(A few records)
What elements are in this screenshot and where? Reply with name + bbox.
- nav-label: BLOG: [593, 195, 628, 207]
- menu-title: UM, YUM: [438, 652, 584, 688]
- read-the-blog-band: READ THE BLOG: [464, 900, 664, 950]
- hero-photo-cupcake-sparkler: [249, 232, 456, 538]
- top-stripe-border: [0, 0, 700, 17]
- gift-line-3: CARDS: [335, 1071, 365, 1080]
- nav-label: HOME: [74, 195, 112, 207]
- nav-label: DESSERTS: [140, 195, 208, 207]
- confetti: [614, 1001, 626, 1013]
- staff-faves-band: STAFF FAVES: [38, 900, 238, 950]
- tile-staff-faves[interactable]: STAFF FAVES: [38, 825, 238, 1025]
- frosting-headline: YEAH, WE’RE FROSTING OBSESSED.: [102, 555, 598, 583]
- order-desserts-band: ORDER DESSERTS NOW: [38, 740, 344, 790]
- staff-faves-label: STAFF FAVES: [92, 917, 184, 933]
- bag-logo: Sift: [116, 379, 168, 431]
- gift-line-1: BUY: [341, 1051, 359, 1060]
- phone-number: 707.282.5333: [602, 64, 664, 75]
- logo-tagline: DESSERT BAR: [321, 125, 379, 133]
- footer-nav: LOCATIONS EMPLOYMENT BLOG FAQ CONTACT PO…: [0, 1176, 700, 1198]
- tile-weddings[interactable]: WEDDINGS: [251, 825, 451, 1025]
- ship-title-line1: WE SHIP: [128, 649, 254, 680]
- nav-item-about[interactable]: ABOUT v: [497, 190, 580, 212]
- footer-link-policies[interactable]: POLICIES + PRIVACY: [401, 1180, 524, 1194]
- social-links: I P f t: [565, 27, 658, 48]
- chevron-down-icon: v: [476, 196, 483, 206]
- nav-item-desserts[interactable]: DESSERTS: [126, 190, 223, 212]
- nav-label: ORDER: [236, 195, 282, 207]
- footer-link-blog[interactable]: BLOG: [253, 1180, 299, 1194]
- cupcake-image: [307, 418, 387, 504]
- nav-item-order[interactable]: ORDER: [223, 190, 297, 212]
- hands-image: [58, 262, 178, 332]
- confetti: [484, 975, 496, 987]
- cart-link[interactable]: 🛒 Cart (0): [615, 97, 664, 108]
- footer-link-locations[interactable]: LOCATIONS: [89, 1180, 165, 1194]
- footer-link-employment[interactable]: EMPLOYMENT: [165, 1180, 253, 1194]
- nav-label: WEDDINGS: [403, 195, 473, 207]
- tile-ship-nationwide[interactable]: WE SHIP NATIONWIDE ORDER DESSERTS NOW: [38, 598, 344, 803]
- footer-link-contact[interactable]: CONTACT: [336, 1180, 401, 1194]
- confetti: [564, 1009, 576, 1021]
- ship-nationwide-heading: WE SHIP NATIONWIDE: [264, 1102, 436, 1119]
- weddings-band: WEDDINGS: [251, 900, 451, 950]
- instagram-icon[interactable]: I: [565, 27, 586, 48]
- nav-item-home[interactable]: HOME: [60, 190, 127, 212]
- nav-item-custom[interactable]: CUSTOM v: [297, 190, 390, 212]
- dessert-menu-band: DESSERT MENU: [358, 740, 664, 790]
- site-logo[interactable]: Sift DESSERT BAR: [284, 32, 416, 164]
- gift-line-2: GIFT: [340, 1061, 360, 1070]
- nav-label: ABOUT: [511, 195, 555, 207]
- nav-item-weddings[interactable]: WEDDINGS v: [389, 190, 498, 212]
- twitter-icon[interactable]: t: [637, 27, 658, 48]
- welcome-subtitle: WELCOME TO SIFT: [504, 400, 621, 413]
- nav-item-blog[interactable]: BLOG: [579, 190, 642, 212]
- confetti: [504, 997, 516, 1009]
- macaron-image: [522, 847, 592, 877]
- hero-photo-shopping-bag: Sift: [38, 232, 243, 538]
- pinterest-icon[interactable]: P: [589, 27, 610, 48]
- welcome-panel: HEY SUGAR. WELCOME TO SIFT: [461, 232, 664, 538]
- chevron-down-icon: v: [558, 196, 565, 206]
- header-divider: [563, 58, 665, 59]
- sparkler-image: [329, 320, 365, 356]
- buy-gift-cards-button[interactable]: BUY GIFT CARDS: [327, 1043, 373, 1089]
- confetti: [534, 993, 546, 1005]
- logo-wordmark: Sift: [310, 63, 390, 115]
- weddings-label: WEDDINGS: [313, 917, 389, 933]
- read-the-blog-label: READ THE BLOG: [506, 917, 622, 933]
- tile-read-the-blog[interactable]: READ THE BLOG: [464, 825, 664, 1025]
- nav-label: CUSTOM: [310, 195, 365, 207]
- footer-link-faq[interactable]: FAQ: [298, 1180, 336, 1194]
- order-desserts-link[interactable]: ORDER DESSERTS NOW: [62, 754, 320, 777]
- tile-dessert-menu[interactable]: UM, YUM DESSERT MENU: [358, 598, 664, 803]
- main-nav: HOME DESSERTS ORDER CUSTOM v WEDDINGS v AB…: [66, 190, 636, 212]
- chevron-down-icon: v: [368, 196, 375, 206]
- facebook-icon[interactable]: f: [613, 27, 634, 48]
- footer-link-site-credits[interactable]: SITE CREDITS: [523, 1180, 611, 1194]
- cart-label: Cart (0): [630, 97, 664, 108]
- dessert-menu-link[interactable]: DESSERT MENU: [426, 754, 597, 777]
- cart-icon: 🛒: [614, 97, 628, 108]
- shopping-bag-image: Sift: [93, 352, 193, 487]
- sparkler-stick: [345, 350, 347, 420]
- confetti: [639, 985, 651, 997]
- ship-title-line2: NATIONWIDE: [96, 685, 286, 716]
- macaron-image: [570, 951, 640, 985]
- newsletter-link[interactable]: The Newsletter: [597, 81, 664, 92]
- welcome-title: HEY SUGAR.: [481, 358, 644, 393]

Work instructions: Rewrite the listing with every "confetti" changed to "sprinkle", keeping everything else the same.

Solution for this exercise:
What elements are in this screenshot and where? Reply with name + bbox.
- nav-label: BLOG: [593, 195, 628, 207]
- menu-title: UM, YUM: [438, 652, 584, 688]
- read-the-blog-band: READ THE BLOG: [464, 900, 664, 950]
- hero-photo-cupcake-sparkler: [249, 232, 456, 538]
- top-stripe-border: [0, 0, 700, 17]
- gift-line-3: CARDS: [335, 1071, 365, 1080]
- nav-label: HOME: [74, 195, 112, 207]
- nav-label: DESSERTS: [140, 195, 208, 207]
- sprinkle: [614, 1001, 626, 1013]
- staff-faves-band: STAFF FAVES: [38, 900, 238, 950]
- tile-staff-faves[interactable]: STAFF FAVES: [38, 825, 238, 1025]
- frosting-headline: YEAH, WE’RE FROSTING OBSESSED.: [102, 555, 598, 583]
- order-desserts-band: ORDER DESSERTS NOW: [38, 740, 344, 790]
- staff-faves-label: STAFF FAVES: [92, 917, 184, 933]
- bag-logo: Sift: [116, 379, 168, 431]
- gift-line-1: BUY: [341, 1051, 359, 1060]
- phone-number: 707.282.5333: [602, 64, 664, 75]
- logo-tagline: DESSERT BAR: [321, 125, 379, 133]
- footer-nav: LOCATIONS EMPLOYMENT BLOG FAQ CONTACT PO…: [0, 1176, 700, 1198]
- tile-weddings[interactable]: WEDDINGS: [251, 825, 451, 1025]
- ship-title-line1: WE SHIP: [128, 649, 254, 680]
- nav-item-about[interactable]: ABOUT v: [497, 190, 580, 212]
- footer-link-policies[interactable]: POLICIES + PRIVACY: [401, 1180, 524, 1194]
- social-links: I P f t: [565, 27, 658, 48]
- chevron-down-icon: v: [476, 196, 483, 206]
- nav-item-desserts[interactable]: DESSERTS: [126, 190, 223, 212]
- nav-label: ORDER: [236, 195, 282, 207]
- footer-link-blog[interactable]: BLOG: [253, 1180, 299, 1194]
- cupcake-image: [307, 418, 387, 504]
- nav-item-order[interactable]: ORDER: [223, 190, 297, 212]
- hands-image: [58, 262, 178, 332]
- sprinkle: [484, 975, 496, 987]
- cart-link[interactable]: 🛒 Cart (0): [615, 97, 664, 108]
- footer-link-locations[interactable]: LOCATIONS: [89, 1180, 165, 1194]
- footer-link-employment[interactable]: EMPLOYMENT: [165, 1180, 253, 1194]
- nav-label: WEDDINGS: [403, 195, 473, 207]
- tile-ship-nationwide[interactable]: WE SHIP NATIONWIDE ORDER DESSERTS NOW: [38, 598, 344, 803]
- footer-link-contact[interactable]: CONTACT: [336, 1180, 401, 1194]
- sprinkle: [564, 1009, 576, 1021]
- ship-nationwide-heading: WE SHIP NATIONWIDE: [264, 1102, 436, 1119]
- weddings-band: WEDDINGS: [251, 900, 451, 950]
- instagram-icon[interactable]: I: [565, 27, 586, 48]
- nav-item-home[interactable]: HOME: [60, 190, 127, 212]
- nav-item-custom[interactable]: CUSTOM v: [297, 190, 390, 212]
- dessert-menu-band: DESSERT MENU: [358, 740, 664, 790]
- site-logo[interactable]: Sift DESSERT BAR: [284, 32, 416, 164]
- gift-line-2: GIFT: [340, 1061, 360, 1070]
- nav-label: ABOUT: [511, 195, 555, 207]
- nav-item-weddings[interactable]: WEDDINGS v: [389, 190, 498, 212]
- twitter-icon[interactable]: t: [637, 27, 658, 48]
- welcome-subtitle: WELCOME TO SIFT: [504, 400, 621, 413]
- nav-item-blog[interactable]: BLOG: [579, 190, 642, 212]
- sprinkle: [504, 997, 516, 1009]
- macaron-image: [522, 847, 592, 877]
- hero-photo-shopping-bag: Sift: [38, 232, 243, 538]
- pinterest-icon[interactable]: P: [589, 27, 610, 48]
- welcome-panel: HEY SUGAR. WELCOME TO SIFT: [461, 232, 664, 538]
- chevron-down-icon: v: [558, 196, 565, 206]
- header-divider: [563, 58, 665, 59]
- sparkler-image: [329, 320, 365, 356]
- buy-gift-cards-button[interactable]: BUY GIFT CARDS: [327, 1043, 373, 1089]
- sprinkle: [534, 993, 546, 1005]
- logo-wordmark: Sift: [310, 63, 390, 115]
- weddings-label: WEDDINGS: [313, 917, 389, 933]
- read-the-blog-label: READ THE BLOG: [506, 917, 622, 933]
- tile-read-the-blog[interactable]: READ THE BLOG: [464, 825, 664, 1025]
- nav-label: CUSTOM: [310, 195, 365, 207]
- footer-link-faq[interactable]: FAQ: [298, 1180, 336, 1194]
- order-desserts-link[interactable]: ORDER DESSERTS NOW: [62, 754, 320, 777]
- tile-dessert-menu[interactable]: UM, YUM DESSERT MENU: [358, 598, 664, 803]
- main-nav: HOME DESSERTS ORDER CUSTOM v WEDDINGS v AB…: [66, 190, 636, 212]
- chevron-down-icon: v: [368, 196, 375, 206]
- facebook-icon[interactable]: f: [613, 27, 634, 48]
- footer-link-site-credits[interactable]: SITE CREDITS: [523, 1180, 611, 1194]
- cart-label: Cart (0): [630, 97, 664, 108]
- dessert-menu-link[interactable]: DESSERT MENU: [426, 754, 597, 777]
- cart-icon: 🛒: [614, 97, 628, 108]
- shopping-bag-image: Sift: [93, 352, 193, 487]
- sparkler-stick: [345, 350, 347, 420]
- sprinkle: [639, 985, 651, 997]
- ship-title-line2: NATIONWIDE: [96, 685, 286, 716]
- macaron-image: [570, 951, 640, 985]
- newsletter-link[interactable]: The Newsletter: [597, 81, 664, 92]
- welcome-title: HEY SUGAR.: [481, 358, 644, 393]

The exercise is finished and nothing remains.